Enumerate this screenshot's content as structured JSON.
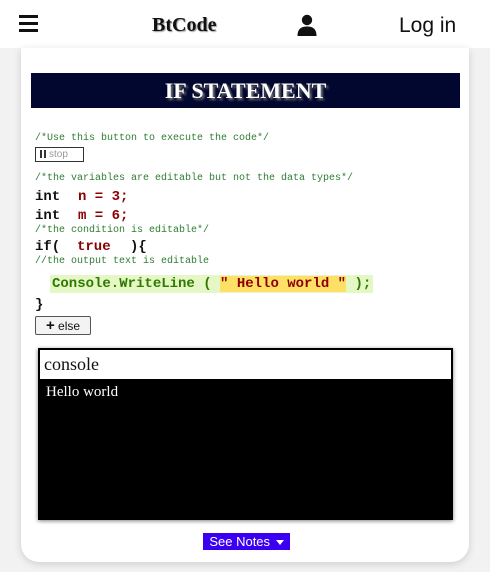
{
  "nav": {
    "brand": "BtCode",
    "login_label": "Log in"
  },
  "lesson": {
    "title": "IF STATEMENT"
  },
  "code": {
    "comment_run": "/*Use this button to execute the code*/",
    "stop_label": "stop",
    "comment_vars": "/*the variables are editable but not the data types*/",
    "var_n_type": "int",
    "var_n_expr": "n = 3;",
    "var_m_type": "int",
    "var_m_expr": "m = 6;",
    "comment_condition": "/*the condition is editable*/",
    "if_open": "if(",
    "condition": "true",
    "if_close": "){",
    "comment_output": "//the output text is editable",
    "write_pre": "Console.WriteLine ( ",
    "write_string": "\" Hello world \"",
    "write_post": " );",
    "close_brace": "}",
    "else_icon": "+",
    "else_label": "else"
  },
  "console": {
    "header": "console",
    "output": "Hello world"
  },
  "notes": {
    "label": "See Notes"
  },
  "icons": {
    "menu": "hamburger-menu-icon",
    "user": "user-icon",
    "pause": "pause-icon",
    "caret": "caret-down-icon"
  },
  "colors": {
    "banner_bg": "#02072f",
    "notes_bg": "#3b00f2",
    "comment": "#2e7d32",
    "variable": "#8b0000",
    "method": "#2f7a00",
    "string_highlight": "#ffe066"
  }
}
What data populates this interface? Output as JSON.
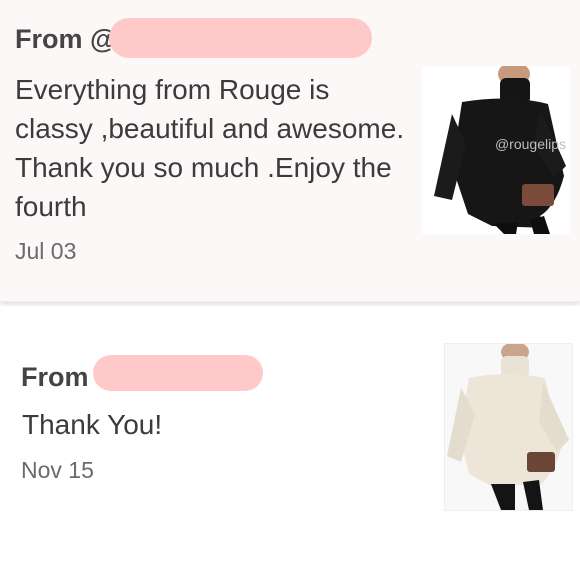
{
  "messages": [
    {
      "from_label": "From @",
      "text": "Everything from Rouge is classy ,beautiful and awesome. Thank you so much .Enjoy the fourth",
      "date": "Jul 03",
      "image": {
        "icon": "black-turtleneck-sweater-photo",
        "watermark": "@rougelips"
      }
    },
    {
      "from_label": "From",
      "text": "Thank You!",
      "date": "Nov 15",
      "image": {
        "icon": "cream-turtleneck-sweater-photo"
      }
    }
  ],
  "colors": {
    "redaction": "#ffc9c9",
    "card_bg": "#fdf8f8",
    "text": "#3b3b3b",
    "date": "#6b6b6b"
  }
}
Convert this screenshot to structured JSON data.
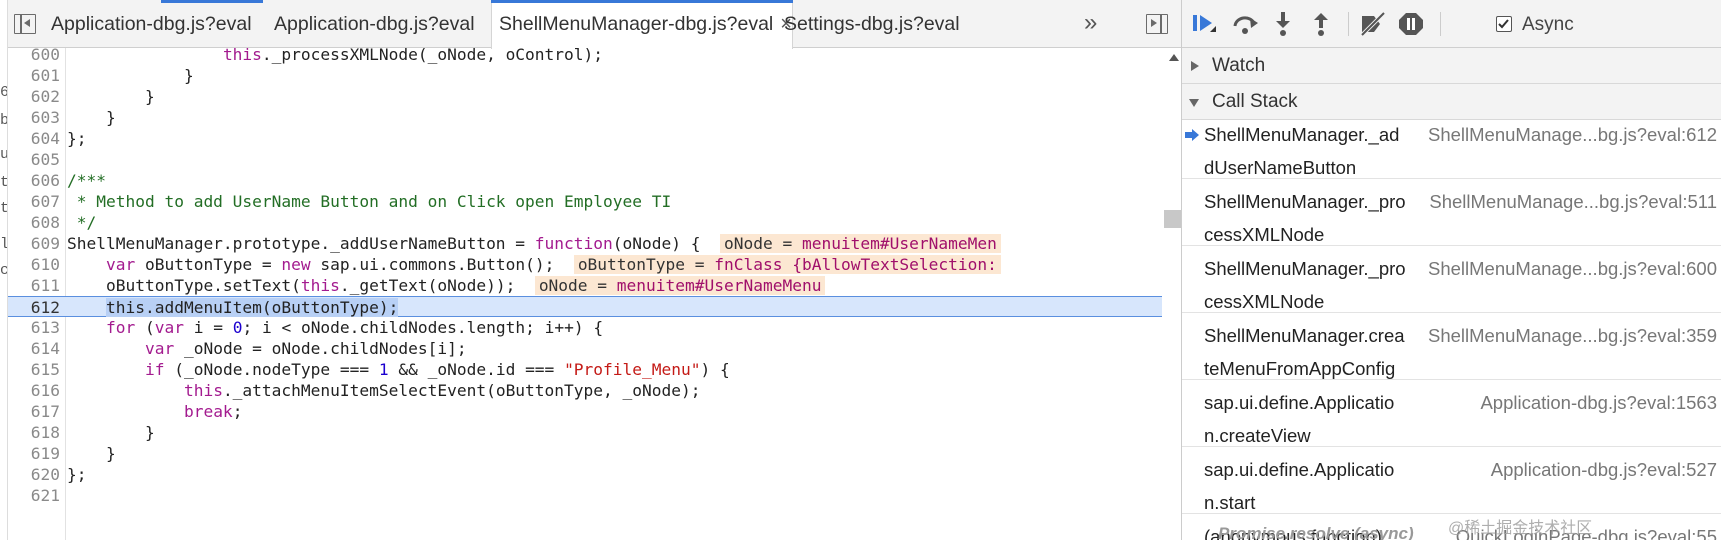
{
  "left_edge": [
    "6",
    "b",
    "u",
    "t",
    "t",
    "l",
    "c"
  ],
  "editor": {
    "tabs": [
      {
        "label": "Application-dbg.js?eval",
        "active": false
      },
      {
        "label": "Application-dbg.js?eval",
        "active": false
      },
      {
        "label": "ShellMenuManager-dbg.js?eval",
        "active": true,
        "close": "×"
      },
      {
        "label": "Settings-dbg.js?eval",
        "active": false
      }
    ],
    "more_tabs": "»",
    "current_line": "612"
  },
  "code_lines": [
    {
      "n": "600",
      "indent": "                ",
      "parts": [
        {
          "t": "kw",
          "v": "this"
        },
        {
          "t": "p",
          "v": "._processXMLNode(_oNode, oControl);"
        }
      ]
    },
    {
      "n": "601",
      "indent": "            ",
      "parts": [
        {
          "t": "p",
          "v": "}"
        }
      ]
    },
    {
      "n": "602",
      "indent": "        ",
      "parts": [
        {
          "t": "p",
          "v": "}"
        }
      ]
    },
    {
      "n": "603",
      "indent": "    ",
      "parts": [
        {
          "t": "p",
          "v": "}"
        }
      ]
    },
    {
      "n": "604",
      "indent": "",
      "parts": [
        {
          "t": "p",
          "v": "};"
        }
      ]
    },
    {
      "n": "605",
      "indent": "",
      "parts": []
    },
    {
      "n": "606",
      "indent": "",
      "parts": [
        {
          "t": "cmt",
          "v": "/***"
        }
      ]
    },
    {
      "n": "607",
      "indent": "",
      "parts": [
        {
          "t": "cmt",
          "v": " * Method to add UserName Button and on Click open Employee TI"
        }
      ]
    },
    {
      "n": "608",
      "indent": "",
      "parts": [
        {
          "t": "cmt",
          "v": " */"
        }
      ]
    },
    {
      "n": "609",
      "indent": "",
      "parts": [
        {
          "t": "p",
          "v": "ShellMenuManager.prototype._addUserNameButton = "
        },
        {
          "t": "kw",
          "v": "function"
        },
        {
          "t": "p",
          "v": "(oNode) {  "
        },
        {
          "t": "inl",
          "name": "oNode",
          "val": "menuitem#UserNameMen"
        }
      ]
    },
    {
      "n": "610",
      "indent": "    ",
      "parts": [
        {
          "t": "kw",
          "v": "var"
        },
        {
          "t": "p",
          "v": " oButtonType = "
        },
        {
          "t": "kw",
          "v": "new"
        },
        {
          "t": "p",
          "v": " sap.ui.commons.Button();  "
        },
        {
          "t": "inl",
          "name": "oButtonType",
          "val": "fnClass {bAllowTextSelection:"
        }
      ]
    },
    {
      "n": "611",
      "indent": "    ",
      "parts": [
        {
          "t": "p",
          "v": "oButtonType.setText("
        },
        {
          "t": "kw",
          "v": "this"
        },
        {
          "t": "p",
          "v": "._getText(oNode));  "
        },
        {
          "t": "inl",
          "name": "oNode",
          "val": "menuitem#UserNameMenu"
        }
      ]
    },
    {
      "n": "612",
      "indent": "    ",
      "parts": [
        {
          "t": "sel",
          "v": "this.addMenuItem(oButtonType);"
        }
      ]
    },
    {
      "n": "613",
      "indent": "    ",
      "parts": [
        {
          "t": "kw",
          "v": "for"
        },
        {
          "t": "p",
          "v": " ("
        },
        {
          "t": "kw",
          "v": "var"
        },
        {
          "t": "p",
          "v": " i = "
        },
        {
          "t": "num",
          "v": "0"
        },
        {
          "t": "p",
          "v": "; i < oNode.childNodes.length; i++) {"
        }
      ]
    },
    {
      "n": "614",
      "indent": "        ",
      "parts": [
        {
          "t": "kw",
          "v": "var"
        },
        {
          "t": "p",
          "v": " _oNode = oNode.childNodes[i];"
        }
      ]
    },
    {
      "n": "615",
      "indent": "        ",
      "parts": [
        {
          "t": "kw",
          "v": "if"
        },
        {
          "t": "p",
          "v": " (_oNode.nodeType === "
        },
        {
          "t": "num",
          "v": "1"
        },
        {
          "t": "p",
          "v": " && _oNode.id === "
        },
        {
          "t": "str",
          "v": "\"Profile_Menu\""
        },
        {
          "t": "p",
          "v": ") {"
        }
      ]
    },
    {
      "n": "616",
      "indent": "            ",
      "parts": [
        {
          "t": "kw",
          "v": "this"
        },
        {
          "t": "p",
          "v": "._attachMenuItemSelectEvent(oButtonType, _oNode);"
        }
      ]
    },
    {
      "n": "617",
      "indent": "            ",
      "parts": [
        {
          "t": "kw",
          "v": "break"
        },
        {
          "t": "p",
          "v": ";"
        }
      ]
    },
    {
      "n": "618",
      "indent": "        ",
      "parts": [
        {
          "t": "p",
          "v": "}"
        }
      ]
    },
    {
      "n": "619",
      "indent": "    ",
      "parts": [
        {
          "t": "p",
          "v": "}"
        }
      ]
    },
    {
      "n": "620",
      "indent": "",
      "parts": [
        {
          "t": "p",
          "v": "};"
        }
      ]
    },
    {
      "n": "621",
      "indent": "",
      "parts": []
    }
  ],
  "sidebar": {
    "async_label": "Async",
    "async_checked": true,
    "watch_label": "Watch",
    "callstack_label": "Call Stack",
    "frames": [
      {
        "fn": "ShellMenuManager._addUserNameButton",
        "loc": "ShellMenuManage...bg.js?eval:612",
        "current": true
      },
      {
        "fn": "ShellMenuManager._processXMLNode",
        "loc": "ShellMenuManage...bg.js?eval:511",
        "current": false
      },
      {
        "fn": "ShellMenuManager._processXMLNode",
        "loc": "ShellMenuManage...bg.js?eval:600",
        "current": false
      },
      {
        "fn": "ShellMenuManager.createMenuFromAppConfig",
        "loc": "ShellMenuManage...bg.js?eval:359",
        "current": false
      },
      {
        "fn": "sap.ui.define.Application.createView",
        "loc": "Application-dbg.js?eval:1563",
        "current": false
      },
      {
        "fn": "sap.ui.define.Application.start",
        "loc": "Application-dbg.js?eval:527",
        "current": false
      },
      {
        "fn": "(anonymous function)",
        "loc": "QuickLoginPage-dbg.js?eval:55",
        "current": false
      }
    ],
    "promise_row": "Promise.resolve (async)"
  },
  "watermark": "@稀土掘金技术社区",
  "colors": {
    "accent": "#3878d8",
    "keyword": "#a31b8f",
    "string": "#c41a16",
    "number": "#1c00cf",
    "comment": "#236e25",
    "exec_line": "#d7e6fc",
    "inline_value_bg": "#fce7d2"
  }
}
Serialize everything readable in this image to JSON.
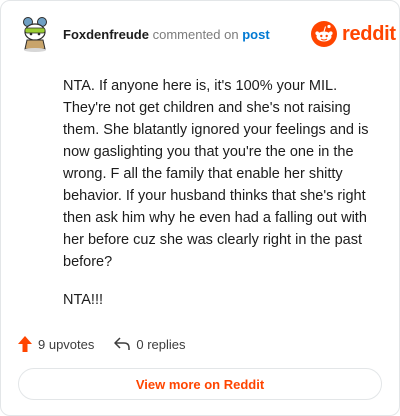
{
  "comment": {
    "author": "Foxdenfreude",
    "action": "commented on",
    "post_link": "post",
    "avatar_icon": "snoo-avatar-icon",
    "paragraphs": [
      "NTA. If anyone here is, it's 100% your MIL. They're not get children and she's not raising them. She blatantly ignored your feelings and is now gaslighting you that you're the one in the wrong. F all the family that enable her shitty behavior. If your husband thinks that she's right then ask him why he even had a falling out with her before cuz she was clearly right in the past before?",
      "NTA!!!"
    ]
  },
  "brand": {
    "name": "reddit",
    "icon": "reddit-logo-icon",
    "color": "#ff4500"
  },
  "footer": {
    "upvotes": "9 upvotes",
    "upvote_icon": "upvote-arrow-icon",
    "replies": "0 replies",
    "reply_icon": "reply-arrow-icon"
  },
  "view_more": {
    "label": "View more on Reddit"
  },
  "colors": {
    "accent": "#ff4500",
    "link": "#0079d3",
    "muted": "#7c7c7c",
    "border": "#e3e6e8"
  }
}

----

### TASK DETAILS:
Show every line of the listing in which the string "oButtonType" can be found.

### THE RESULT:
          "v": " oButtonType = "
          "name": "oButtonType",
          "v": "oButtonType.setText("
          "v": "this.addMenuItem(oButtonType);"
          "v": "._attachMenuItemSelectEvent(oButtonType, _oNode);"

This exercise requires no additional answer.